- **What the exercise asks**: Pictures aside, repeat every entry exactly.

- **Information given**:
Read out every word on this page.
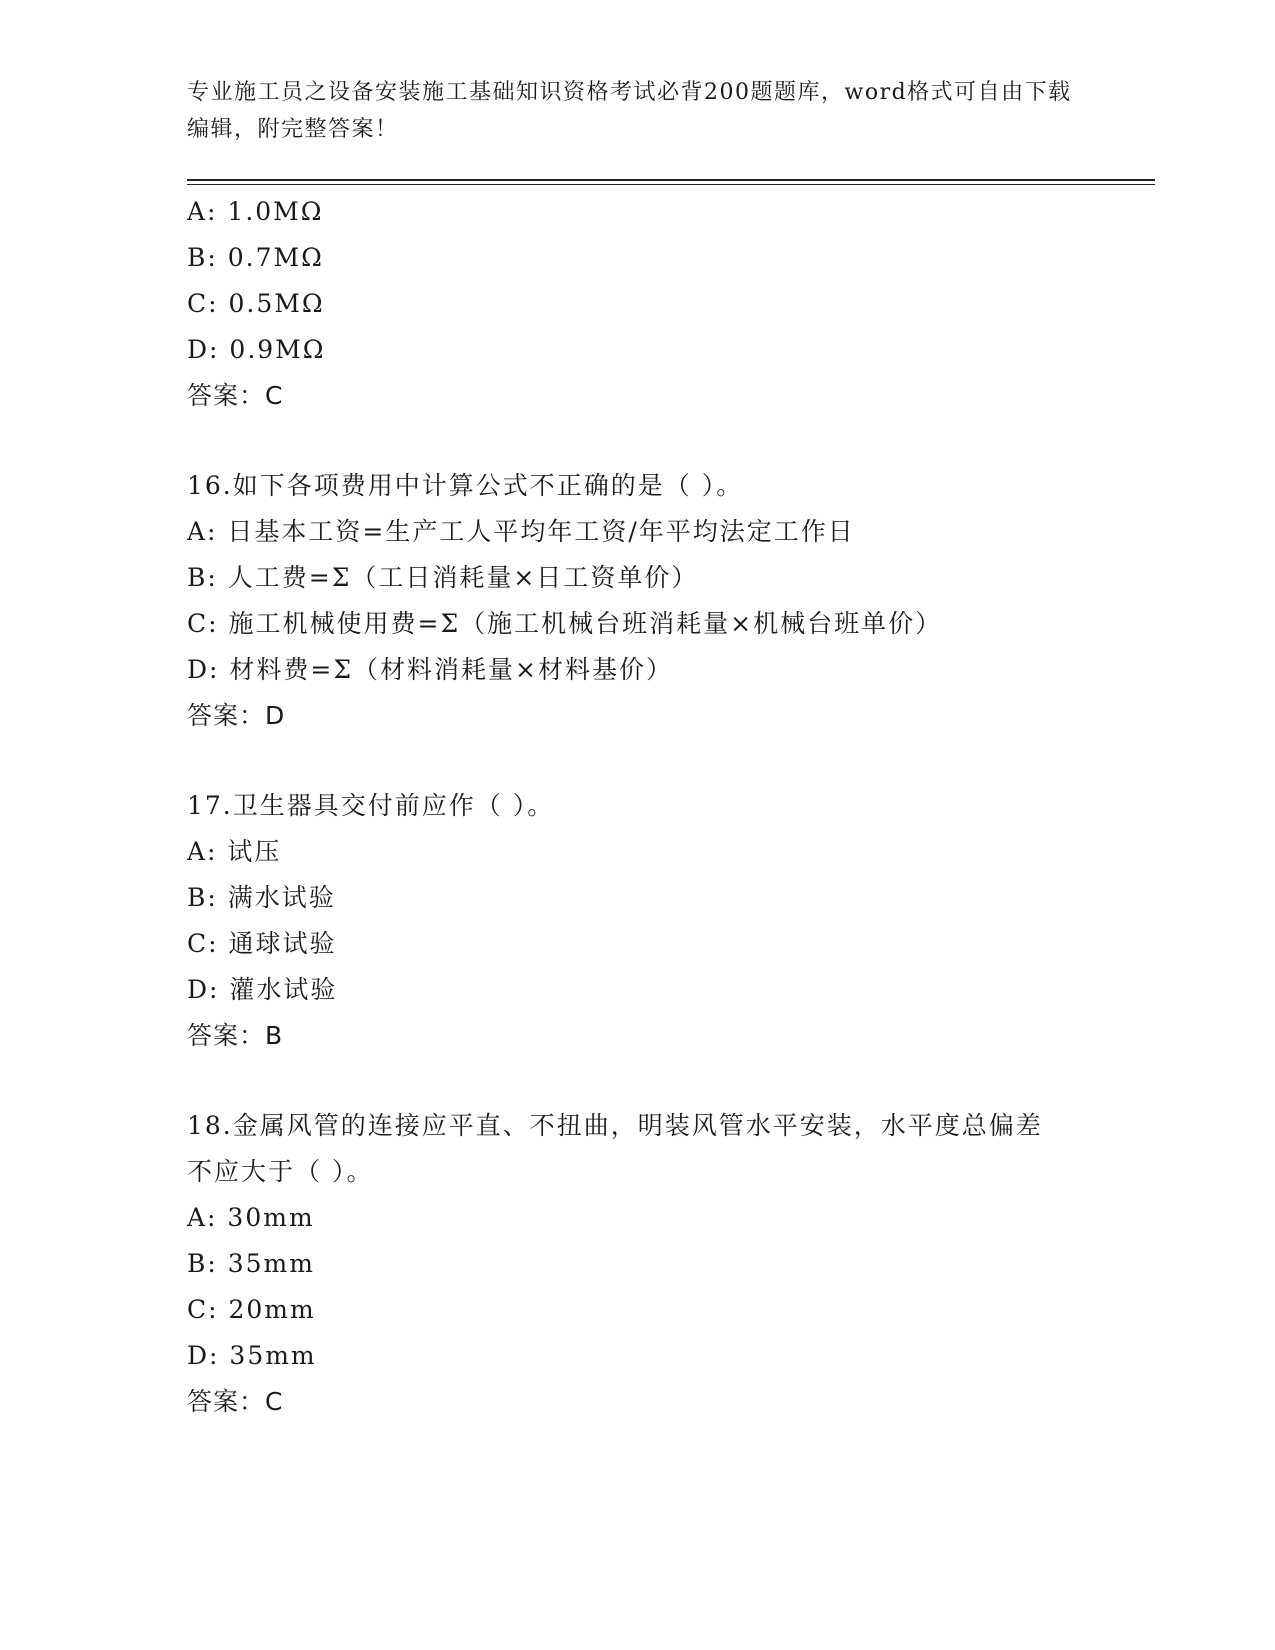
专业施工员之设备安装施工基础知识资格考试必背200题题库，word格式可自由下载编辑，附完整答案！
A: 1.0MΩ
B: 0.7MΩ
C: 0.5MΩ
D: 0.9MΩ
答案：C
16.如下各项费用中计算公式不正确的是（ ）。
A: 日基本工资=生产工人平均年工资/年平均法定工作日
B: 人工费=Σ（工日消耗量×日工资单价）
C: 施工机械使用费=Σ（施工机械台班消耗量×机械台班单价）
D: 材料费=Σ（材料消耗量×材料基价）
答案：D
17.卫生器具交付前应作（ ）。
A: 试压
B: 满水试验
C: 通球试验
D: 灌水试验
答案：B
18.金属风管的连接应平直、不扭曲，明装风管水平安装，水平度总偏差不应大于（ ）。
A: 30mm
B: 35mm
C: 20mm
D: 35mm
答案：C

- **Full answer**:
Read out every word on this page.
专业施工员之设备安装施工基础知识资格考试必背200题题库，word格式可自由下载编辑，附完整答案！
A: 1.0MΩ
B: 0.7MΩ
C: 0.5MΩ
D: 0.9MΩ
答案：C
16.如下各项费用中计算公式不正确的是（ ）。
A: 日基本工资=生产工人平均年工资/年平均法定工作日
B: 人工费=Σ（工日消耗量×日工资单价）
C: 施工机械使用费=Σ（施工机械台班消耗量×机械台班单价）
D: 材料费=Σ（材料消耗量×材料基价）
答案：D
17.卫生器具交付前应作（ ）。
A: 试压
B: 满水试验
C: 通球试验
D: 灌水试验
答案：B
18.金属风管的连接应平直、不扭曲，明装风管水平安装，水平度总偏差不应大于（ ）。
A: 30mm
B: 35mm
C: 20mm
D: 35mm
答案：C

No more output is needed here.